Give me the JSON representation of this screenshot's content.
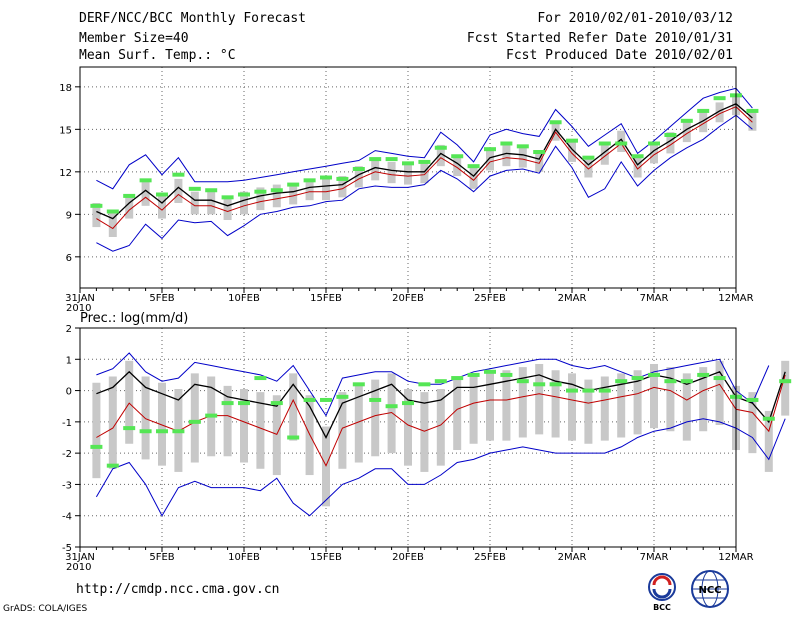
{
  "header": {
    "title": "DERF/NCC/BCC Monthly Forecast",
    "member_size": "Member Size=40",
    "variable": "Mean Surf. Temp.: °C",
    "period": "For 2010/02/01-2010/03/12",
    "started": "Fcst Started Refer Date 2010/01/31",
    "produced": "Fcst Produced Date 2010/02/01"
  },
  "footer": {
    "url": "http://cmdp.ncc.cma.gov.cn",
    "grads": "GrADS: COLA/IGES",
    "logo_bcc": "BCC",
    "logo_ncc": "NCC"
  },
  "colors": {
    "mean": "#000000",
    "median": "#c00000",
    "bounds": "#0000c8",
    "box": "#c8c8c8",
    "obs": "#55e655",
    "grid": "#666666"
  },
  "chart_data": [
    {
      "type": "line",
      "title": "",
      "ylabel": "Mean Surf. Temp.: °C",
      "ylim": [
        3.8,
        19.4
      ],
      "yticks": [
        6,
        9,
        12,
        15,
        18
      ],
      "x": "days from 2010-01-31 (0..40)",
      "xticks": [
        0,
        5,
        10,
        15,
        20,
        25,
        30,
        35,
        40
      ],
      "xtick_labels": [
        "31JAN",
        "5FEB",
        "10FEB",
        "15FEB",
        "20FEB",
        "25FEB",
        "2MAR",
        "7MAR",
        "12MAR"
      ],
      "xtick_year": "2010",
      "series": [
        {
          "name": "ensemble max",
          "color": "blue",
          "start": 1,
          "values": [
            11.4,
            10.8,
            12.5,
            13.2,
            11.8,
            13.0,
            11.3,
            11.3,
            11.3,
            11.4,
            11.6,
            11.8,
            12.0,
            12.2,
            12.4,
            12.6,
            12.8,
            13.5,
            13.3,
            13.1,
            13.0,
            14.8,
            13.9,
            12.7,
            14.6,
            15.0,
            14.7,
            14.5,
            16.4,
            15.2,
            13.8,
            14.6,
            15.4,
            13.3,
            14.2,
            15.2,
            16.2,
            17.2,
            17.6,
            17.9,
            16.5
          ]
        },
        {
          "name": "ensemble mean",
          "color": "black",
          "start": 1,
          "values": [
            9.2,
            8.7,
            9.8,
            10.7,
            9.8,
            10.9,
            10.0,
            10.0,
            9.6,
            10.0,
            10.3,
            10.5,
            10.6,
            10.9,
            11.0,
            11.1,
            11.8,
            12.3,
            12.1,
            12.0,
            12.0,
            13.3,
            12.6,
            11.7,
            13.0,
            13.3,
            13.2,
            12.9,
            15.0,
            13.6,
            12.5,
            13.4,
            14.3,
            12.5,
            13.5,
            14.2,
            15.0,
            15.6,
            16.3,
            16.8,
            15.8
          ]
        },
        {
          "name": "ensemble median",
          "color": "red",
          "start": 1,
          "values": [
            8.7,
            8.0,
            9.3,
            10.2,
            9.3,
            10.4,
            9.6,
            9.6,
            9.2,
            9.6,
            9.9,
            10.1,
            10.3,
            10.6,
            10.6,
            10.8,
            11.5,
            12.0,
            11.8,
            11.7,
            11.8,
            13.0,
            12.3,
            11.4,
            12.7,
            13.0,
            12.9,
            12.6,
            14.8,
            13.3,
            12.2,
            13.1,
            14.0,
            12.2,
            13.2,
            13.9,
            14.7,
            15.4,
            16.1,
            16.6,
            15.5
          ]
        },
        {
          "name": "ensemble min",
          "color": "blue",
          "start": 1,
          "values": [
            7.0,
            6.4,
            6.8,
            8.3,
            7.3,
            8.6,
            8.4,
            8.5,
            7.5,
            8.2,
            9.0,
            9.2,
            9.5,
            9.6,
            9.9,
            10.0,
            10.8,
            11.0,
            10.9,
            10.9,
            11.1,
            12.1,
            11.5,
            10.6,
            11.7,
            12.1,
            12.2,
            11.9,
            13.8,
            12.3,
            10.2,
            10.8,
            12.7,
            11.0,
            12.1,
            13.0,
            13.7,
            14.3,
            15.2,
            16.0,
            15.0
          ]
        },
        {
          "name": "observation",
          "color": "green",
          "start": 1,
          "marker": "dash",
          "values": [
            9.6,
            9.2,
            10.3,
            11.4,
            10.4,
            11.8,
            10.8,
            10.7,
            10.2,
            10.4,
            10.6,
            10.7,
            11.1,
            11.4,
            11.6,
            11.5,
            12.2,
            12.9,
            12.9,
            12.6,
            12.7,
            13.7,
            13.1,
            12.4,
            13.6,
            14.0,
            13.8,
            13.4,
            15.5,
            14.2,
            13.0,
            14.0,
            14.0,
            13.1,
            14.0,
            14.6,
            15.6,
            16.3,
            17.2,
            17.4,
            16.3
          ]
        }
      ]
    },
    {
      "type": "line",
      "title": "Prec.: log(mm/d)",
      "ylabel": "Prec.: log(mm/d)",
      "ylim": [
        -5,
        2
      ],
      "yticks": [
        -5,
        -4,
        -3,
        -2,
        -1,
        0,
        1,
        2
      ],
      "x": "days from 2010-01-31 (0..40)",
      "xticks": [
        0,
        5,
        10,
        15,
        20,
        25,
        30,
        35,
        40
      ],
      "xtick_labels": [
        "31JAN",
        "5FEB",
        "10FEB",
        "15FEB",
        "20FEB",
        "25FEB",
        "2MAR",
        "7MAR",
        "12MAR"
      ],
      "xtick_year": "2010",
      "series": [
        {
          "name": "ensemble max",
          "color": "blue",
          "start": 1,
          "values": [
            0.5,
            0.7,
            1.2,
            0.6,
            0.3,
            0.4,
            0.9,
            0.8,
            0.7,
            0.6,
            0.5,
            0.3,
            0.8,
            0.0,
            -0.8,
            0.4,
            0.5,
            0.6,
            0.6,
            0.3,
            0.2,
            0.2,
            0.4,
            0.6,
            0.7,
            0.8,
            0.9,
            1.0,
            1.0,
            0.8,
            0.7,
            0.8,
            0.6,
            0.4,
            0.6,
            0.7,
            0.8,
            0.9,
            1.0,
            0.0,
            -0.4,
            0.8
          ]
        },
        {
          "name": "ensemble mean",
          "color": "black",
          "start": 1,
          "values": [
            -0.1,
            0.1,
            0.6,
            0.1,
            -0.1,
            -0.3,
            0.2,
            0.1,
            -0.2,
            -0.3,
            -0.4,
            -0.5,
            0.2,
            -0.5,
            -1.5,
            -0.4,
            -0.2,
            0.0,
            0.2,
            -0.3,
            -0.4,
            -0.3,
            0.1,
            0.1,
            0.2,
            0.3,
            0.4,
            0.5,
            0.3,
            0.2,
            0.0,
            0.1,
            0.2,
            0.3,
            0.5,
            0.4,
            0.2,
            0.4,
            0.6,
            -0.2,
            -0.4,
            -1.0,
            0.6
          ]
        },
        {
          "name": "ensemble median",
          "color": "red",
          "start": 1,
          "values": [
            -1.5,
            -1.2,
            -0.4,
            -0.9,
            -1.1,
            -1.3,
            -1.0,
            -0.8,
            -0.8,
            -1.0,
            -1.2,
            -1.4,
            -0.3,
            -1.4,
            -2.4,
            -1.2,
            -1.0,
            -0.8,
            -0.7,
            -1.1,
            -1.3,
            -1.1,
            -0.6,
            -0.4,
            -0.3,
            -0.3,
            -0.2,
            -0.1,
            -0.2,
            -0.3,
            -0.4,
            -0.3,
            -0.2,
            -0.1,
            0.1,
            0.0,
            -0.3,
            0.0,
            0.2,
            -0.6,
            -0.7,
            -1.3,
            0.5
          ]
        },
        {
          "name": "ensemble min",
          "color": "blue",
          "start": 1,
          "values": [
            -3.4,
            -2.5,
            -2.3,
            -3.0,
            -4.0,
            -3.1,
            -2.9,
            -3.1,
            -3.1,
            -3.1,
            -3.2,
            -2.8,
            -3.6,
            -4.0,
            -3.5,
            -3.0,
            -2.8,
            -2.5,
            -2.5,
            -3.0,
            -3.0,
            -2.7,
            -2.3,
            -2.2,
            -2.0,
            -1.9,
            -1.8,
            -1.9,
            -2.0,
            -2.0,
            -2.0,
            -2.0,
            -1.8,
            -1.5,
            -1.3,
            -1.2,
            -1.0,
            -0.9,
            -1.0,
            -1.2,
            -1.5,
            -2.2,
            -0.9
          ]
        },
        {
          "name": "observation",
          "color": "green",
          "start": 1,
          "marker": "dash",
          "values": [
            -1.8,
            -2.4,
            -1.2,
            -1.3,
            -1.3,
            -1.3,
            -1.0,
            -0.8,
            -0.4,
            -0.4,
            0.4,
            -0.4,
            -1.5,
            -0.3,
            -0.3,
            -0.2,
            0.2,
            -0.3,
            -0.5,
            -0.4,
            0.2,
            0.3,
            0.4,
            0.5,
            0.6,
            0.5,
            0.3,
            0.2,
            0.2,
            0.0,
            0.0,
            0.0,
            0.3,
            0.4,
            0.5,
            0.3,
            0.3,
            0.5,
            0.4,
            -0.2,
            -0.3,
            -0.9,
            0.3
          ]
        }
      ]
    }
  ]
}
== == ==
> What to produce
Within the data above, pick out all lines holding the word "Date".

> Answer to this exercise
    "started": "Fcst Started Refer Date 2010/01/31",
    "produced": "Fcst Produced Date 2010/02/01"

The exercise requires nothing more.